» **Records provided**
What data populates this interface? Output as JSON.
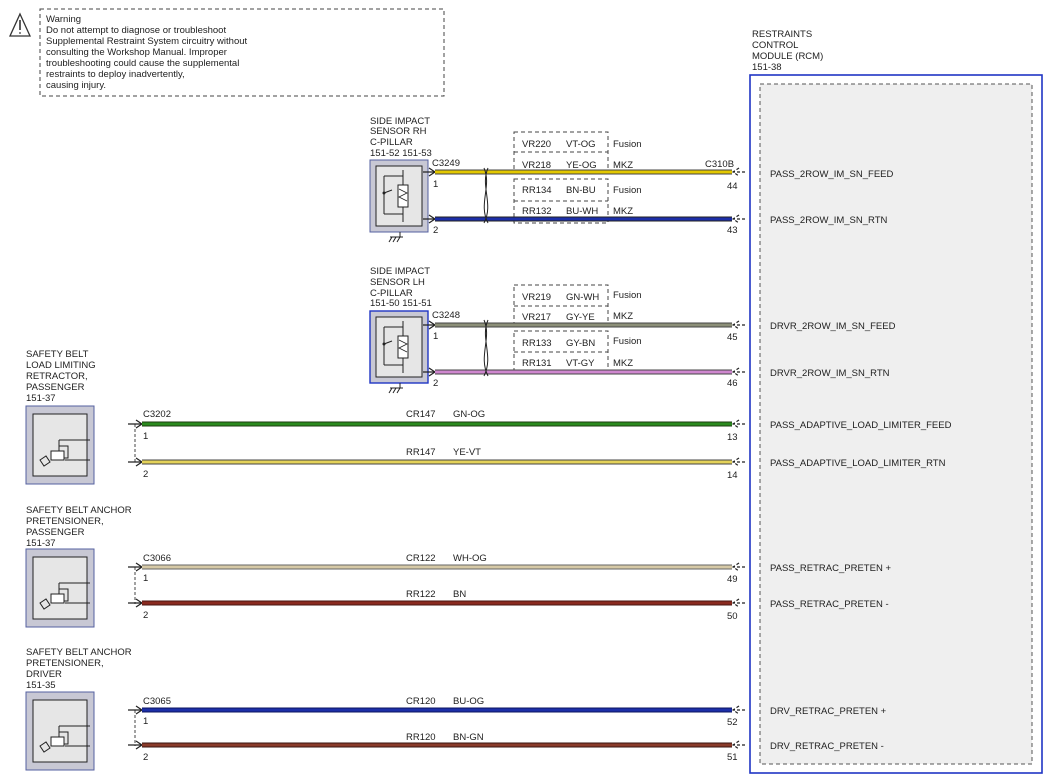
{
  "warning": {
    "title": "Warning",
    "lines": [
      "Do not attempt to diagnose or troubleshoot",
      "Supplemental Restraint System circuitry without",
      "consulting the Workshop Manual. Improper",
      "troubleshooting could cause the supplemental",
      "restraints to deploy inadvertently,",
      "causing injury."
    ]
  },
  "rcm": {
    "label_lines": [
      "RESTRAINTS",
      "CONTROL",
      "MODULE (RCM)",
      "151-38"
    ],
    "connector": "C310B"
  },
  "sensors": [
    {
      "id": "rh",
      "label_lines": [
        "SIDE IMPACT",
        "SENSOR RH",
        "C-PILLAR"
      ],
      "refs": "151-52  151-53",
      "connector": "C3249",
      "pins": [
        "1",
        "2"
      ],
      "variants": [
        {
          "circuit": "VR220",
          "color": "VT-OG",
          "note": "Fusion"
        },
        {
          "circuit": "VR218",
          "color": "YE-OG",
          "note": "MKZ"
        },
        {
          "circuit": "RR134",
          "color": "BN-BU",
          "note": "Fusion"
        },
        {
          "circuit": "RR132",
          "color": "BU-WH",
          "note": "MKZ"
        }
      ],
      "rcm_pins": [
        "44",
        "43"
      ],
      "signals": [
        "PASS_2ROW_IM_SN_FEED",
        "PASS_2ROW_IM_SN_RTN"
      ],
      "wire_colors": [
        "#e3c800",
        "#1c2fa8"
      ]
    },
    {
      "id": "lh",
      "label_lines": [
        "SIDE IMPACT",
        "SENSOR LH",
        "C-PILLAR"
      ],
      "refs": "151-50  151-51",
      "connector": "C3248",
      "pins": [
        "1",
        "2"
      ],
      "variants": [
        {
          "circuit": "VR219",
          "color": "GN-WH",
          "note": "Fusion"
        },
        {
          "circuit": "VR217",
          "color": "GY-YE",
          "note": "MKZ"
        },
        {
          "circuit": "RR133",
          "color": "GY-BN",
          "note": "Fusion"
        },
        {
          "circuit": "RR131",
          "color": "VT-GY",
          "note": "MKZ"
        }
      ],
      "rcm_pins": [
        "45",
        "46"
      ],
      "signals": [
        "DRVR_2ROW_IM_SN_FEED",
        "DRVR_2ROW_IM_SN_RTN"
      ],
      "wire_colors": [
        "#8c8f78",
        "#cf87cf"
      ]
    }
  ],
  "devices": [
    {
      "id": "load-limiter-passenger",
      "label_lines": [
        "SAFETY BELT",
        "LOAD LIMITING",
        "RETRACTOR,",
        "PASSENGER",
        "151-37"
      ],
      "connector": "C3202",
      "wires": [
        {
          "pin": "1",
          "circuit": "CR147",
          "color": "GN-OG",
          "rcm_pin": "13",
          "signal": "PASS_ADAPTIVE_LOAD_LIMITER_FEED",
          "swatch": "#2a8a1e"
        },
        {
          "pin": "2",
          "circuit": "RR147",
          "color": "YE-VT",
          "rcm_pin": "14",
          "signal": "PASS_ADAPTIVE_LOAD_LIMITER_RTN",
          "swatch": "#e4d25a"
        }
      ]
    },
    {
      "id": "anchor-pretensioner-passenger",
      "label_lines": [
        "SAFETY BELT ANCHOR",
        "PRETENSIONER,",
        "PASSENGER",
        "151-37"
      ],
      "connector": "C3066",
      "wires": [
        {
          "pin": "1",
          "circuit": "CR122",
          "color": "WH-OG",
          "rcm_pin": "49",
          "signal": "PASS_RETRAC_PRETEN +",
          "swatch": "#d6c9a6"
        },
        {
          "pin": "2",
          "circuit": "RR122",
          "color": "BN",
          "rcm_pin": "50",
          "signal": "PASS_RETRAC_PRETEN -",
          "swatch": "#8a2a1f"
        }
      ]
    },
    {
      "id": "anchor-pretensioner-driver",
      "label_lines": [
        "SAFETY BELT ANCHOR",
        "PRETENSIONER,",
        "DRIVER",
        "151-35"
      ],
      "connector": "C3065",
      "wires": [
        {
          "pin": "1",
          "circuit": "CR120",
          "color": "BU-OG",
          "rcm_pin": "52",
          "signal": "DRV_RETRAC_PRETEN +",
          "swatch": "#1c2fa8"
        },
        {
          "pin": "2",
          "circuit": "RR120",
          "color": "BN-GN",
          "rcm_pin": "51",
          "signal": "DRV_RETRAC_PRETEN -",
          "swatch": "#8a3b2a"
        }
      ]
    }
  ]
}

» **Problem to work on**
Pictures are not part of the copy; output everything else in the records exactly.

» **Correct output**
What data populates this interface? Output as JSON.
{
  "warning": {
    "title": "Warning",
    "lines": [
      "Do not attempt to diagnose or troubleshoot",
      "Supplemental Restraint System circuitry without",
      "consulting the Workshop Manual. Improper",
      "troubleshooting could cause the supplemental",
      "restraints to deploy inadvertently,",
      "causing injury."
    ]
  },
  "rcm": {
    "label_lines": [
      "RESTRAINTS",
      "CONTROL",
      "MODULE (RCM)",
      "151-38"
    ],
    "connector": "C310B"
  },
  "sensors": [
    {
      "id": "rh",
      "label_lines": [
        "SIDE IMPACT",
        "SENSOR RH",
        "C-PILLAR"
      ],
      "refs": "151-52  151-53",
      "connector": "C3249",
      "pins": [
        "1",
        "2"
      ],
      "variants": [
        {
          "circuit": "VR220",
          "color": "VT-OG",
          "note": "Fusion"
        },
        {
          "circuit": "VR218",
          "color": "YE-OG",
          "note": "MKZ"
        },
        {
          "circuit": "RR134",
          "color": "BN-BU",
          "note": "Fusion"
        },
        {
          "circuit": "RR132",
          "color": "BU-WH",
          "note": "MKZ"
        }
      ],
      "rcm_pins": [
        "44",
        "43"
      ],
      "signals": [
        "PASS_2ROW_IM_SN_FEED",
        "PASS_2ROW_IM_SN_RTN"
      ],
      "wire_colors": [
        "#e3c800",
        "#1c2fa8"
      ]
    },
    {
      "id": "lh",
      "label_lines": [
        "SIDE IMPACT",
        "SENSOR LH",
        "C-PILLAR"
      ],
      "refs": "151-50  151-51",
      "connector": "C3248",
      "pins": [
        "1",
        "2"
      ],
      "variants": [
        {
          "circuit": "VR219",
          "color": "GN-WH",
          "note": "Fusion"
        },
        {
          "circuit": "VR217",
          "color": "GY-YE",
          "note": "MKZ"
        },
        {
          "circuit": "RR133",
          "color": "GY-BN",
          "note": "Fusion"
        },
        {
          "circuit": "RR131",
          "color": "VT-GY",
          "note": "MKZ"
        }
      ],
      "rcm_pins": [
        "45",
        "46"
      ],
      "signals": [
        "DRVR_2ROW_IM_SN_FEED",
        "DRVR_2ROW_IM_SN_RTN"
      ],
      "wire_colors": [
        "#8c8f78",
        "#cf87cf"
      ]
    }
  ],
  "devices": [
    {
      "id": "load-limiter-passenger",
      "label_lines": [
        "SAFETY BELT",
        "LOAD LIMITING",
        "RETRACTOR,",
        "PASSENGER",
        "151-37"
      ],
      "connector": "C3202",
      "wires": [
        {
          "pin": "1",
          "circuit": "CR147",
          "color": "GN-OG",
          "rcm_pin": "13",
          "signal": "PASS_ADAPTIVE_LOAD_LIMITER_FEED",
          "swatch": "#2a8a1e"
        },
        {
          "pin": "2",
          "circuit": "RR147",
          "color": "YE-VT",
          "rcm_pin": "14",
          "signal": "PASS_ADAPTIVE_LOAD_LIMITER_RTN",
          "swatch": "#e4d25a"
        }
      ]
    },
    {
      "id": "anchor-pretensioner-passenger",
      "label_lines": [
        "SAFETY BELT ANCHOR",
        "PRETENSIONER,",
        "PASSENGER",
        "151-37"
      ],
      "connector": "C3066",
      "wires": [
        {
          "pin": "1",
          "circuit": "CR122",
          "color": "WH-OG",
          "rcm_pin": "49",
          "signal": "PASS_RETRAC_PRETEN +",
          "swatch": "#d6c9a6"
        },
        {
          "pin": "2",
          "circuit": "RR122",
          "color": "BN",
          "rcm_pin": "50",
          "signal": "PASS_RETRAC_PRETEN -",
          "swatch": "#8a2a1f"
        }
      ]
    },
    {
      "id": "anchor-pretensioner-driver",
      "label_lines": [
        "SAFETY BELT ANCHOR",
        "PRETENSIONER,",
        "DRIVER",
        "151-35"
      ],
      "connector": "C3065",
      "wires": [
        {
          "pin": "1",
          "circuit": "CR120",
          "color": "BU-OG",
          "rcm_pin": "52",
          "signal": "DRV_RETRAC_PRETEN +",
          "swatch": "#1c2fa8"
        },
        {
          "pin": "2",
          "circuit": "RR120",
          "color": "BN-GN",
          "rcm_pin": "51",
          "signal": "DRV_RETRAC_PRETEN -",
          "swatch": "#8a3b2a"
        }
      ]
    }
  ]
}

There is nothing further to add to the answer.